* _Objective_:
Lines that contain the string "recipe" are to be copied; leave out all others.

- - - - -

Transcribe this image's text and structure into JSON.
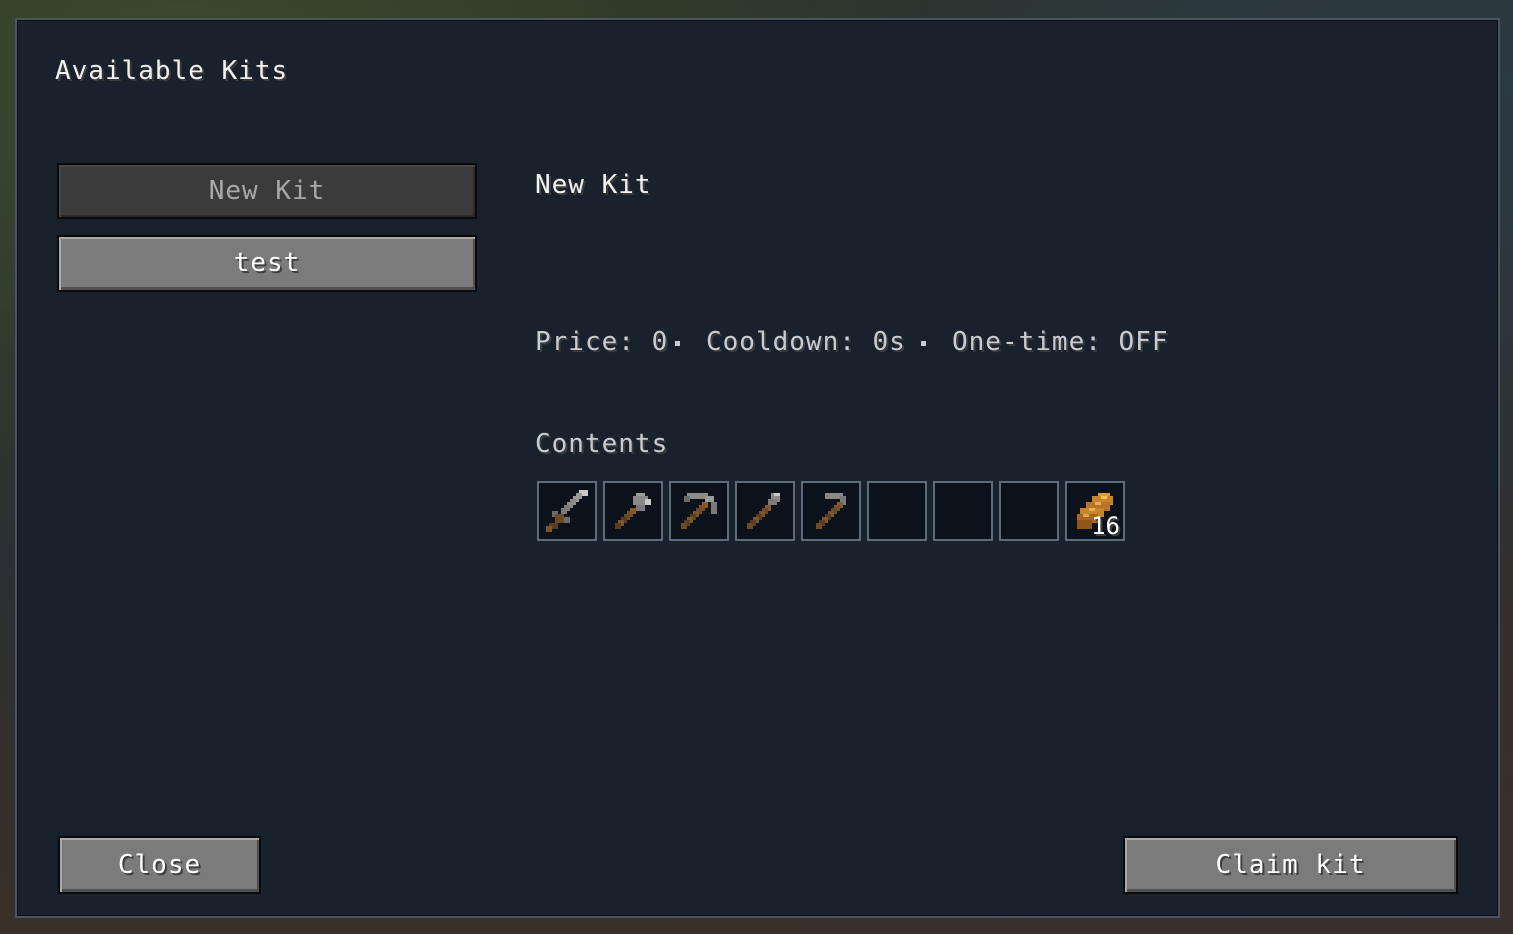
{
  "panel": {
    "title": "Available Kits"
  },
  "kit_list": [
    {
      "label": "New Kit",
      "selected": true
    },
    {
      "label": "test",
      "selected": false
    }
  ],
  "details": {
    "kit_name": "New Kit",
    "price": "Price: 0",
    "cooldown": "Cooldown: 0s",
    "one_time": "One-time: OFF",
    "contents_label": "Contents",
    "slots": [
      {
        "item": "stone-sword-icon",
        "count": ""
      },
      {
        "item": "stone-axe-icon",
        "count": ""
      },
      {
        "item": "stone-pickaxe-icon",
        "count": ""
      },
      {
        "item": "stone-shovel-icon",
        "count": ""
      },
      {
        "item": "stone-hoe-icon",
        "count": ""
      },
      {
        "item": "",
        "count": ""
      },
      {
        "item": "",
        "count": ""
      },
      {
        "item": "",
        "count": ""
      },
      {
        "item": "bread-icon",
        "count": "16"
      }
    ]
  },
  "footer": {
    "close_label": "Close",
    "claim_label": "Claim kit"
  }
}
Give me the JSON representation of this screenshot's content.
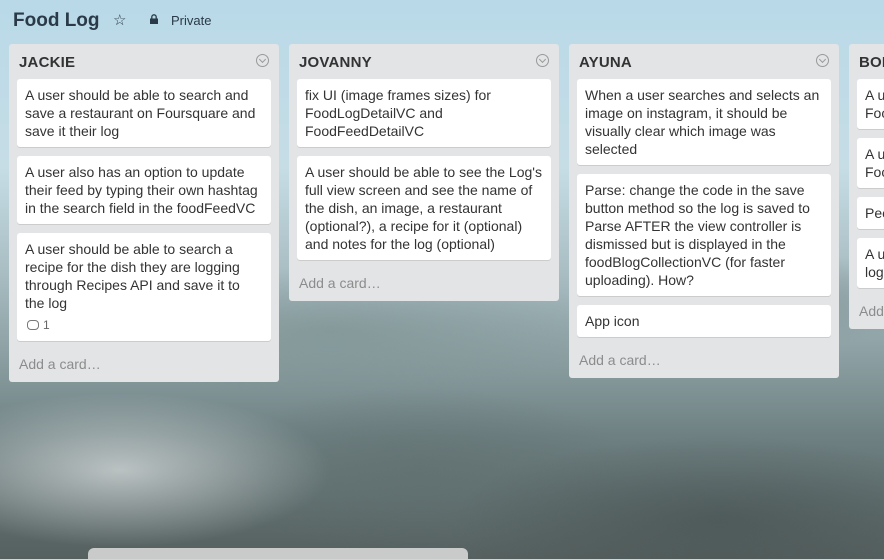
{
  "board": {
    "title": "Food Log",
    "privacy": "Private"
  },
  "lists": [
    {
      "name": "JACKIE",
      "cards": [
        {
          "text": "A user should be able to search and save a restaurant on Foursquare and save it their log"
        },
        {
          "text": "A user also has an option to update their feed by typing their own hashtag in the search field in the foodFeedVC"
        },
        {
          "text": "A user should be able to search a recipe for the dish they are logging through Recipes API and save it to the log",
          "comments": "1"
        }
      ],
      "add_card": "Add a card…"
    },
    {
      "name": "JOVANNY",
      "cards": [
        {
          "text": "fix UI (image frames sizes) for FoodLogDetailVC and FoodFeedDetailVC"
        },
        {
          "text": "A user should be able to see the Log's full view screen and see the name of the dish, an image, a restaurant (optional?), a recipe for it (optional) and notes for the log (optional)"
        }
      ],
      "add_card": "Add a card…"
    },
    {
      "name": "AYUNA",
      "cards": [
        {
          "text": "When a user searches and selects an image on instagram, it should be visually clear which image was selected"
        },
        {
          "text": "Parse: change the code in the save button method so the log is saved to Parse AFTER the view controller is dismissed but is displayed in the foodBlogCollectionVC (for faster uploading). How?"
        },
        {
          "text": "App icon"
        }
      ],
      "add_card": "Add a card…"
    },
    {
      "name": "BOB",
      "cards": [
        {
          "text": "A u Foo"
        },
        {
          "text": "A u Foo"
        },
        {
          "text": "Pee"
        },
        {
          "text": "A u log"
        }
      ],
      "add_card": "Add"
    }
  ]
}
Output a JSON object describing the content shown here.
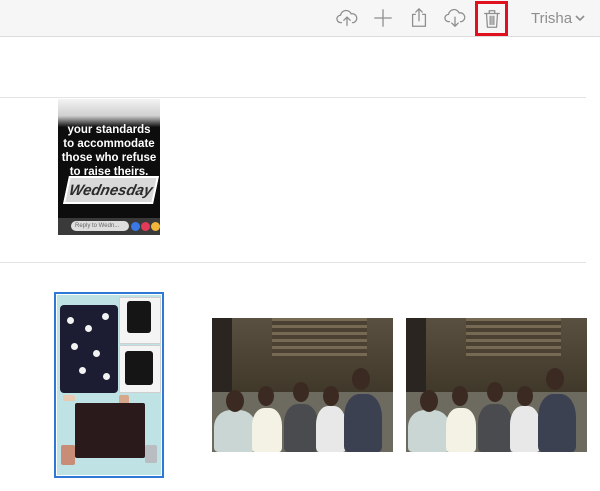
{
  "toolbar": {
    "icons": [
      "upload-cloud-icon",
      "plus-icon",
      "share-icon",
      "download-cloud-icon",
      "trash-icon"
    ],
    "user_name": "Trisha"
  },
  "photos": {
    "meme": {
      "quote_lines": [
        "your standards",
        "to accommodate",
        "those who refuse",
        "to raise theirs."
      ],
      "brand": "Wednesday",
      "reply_placeholder": "Reply to Wedn..."
    }
  },
  "colors": {
    "toolbar_bg": "#f6f6f6",
    "icon_gray": "#8e8e8e",
    "highlight_red": "#e0111e",
    "selection_blue": "#2e78d6"
  }
}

- - - - -

* _Exercise response_:
          "text": "A user should be able to search a recipe for the dish they are logging through Recipes API and save it to the log",
          "text": "A user should be able to see the Log's full view screen and see the name of the dish, an image, a restaurant (optional?), a recipe for it (optional) and notes for the log (optional)"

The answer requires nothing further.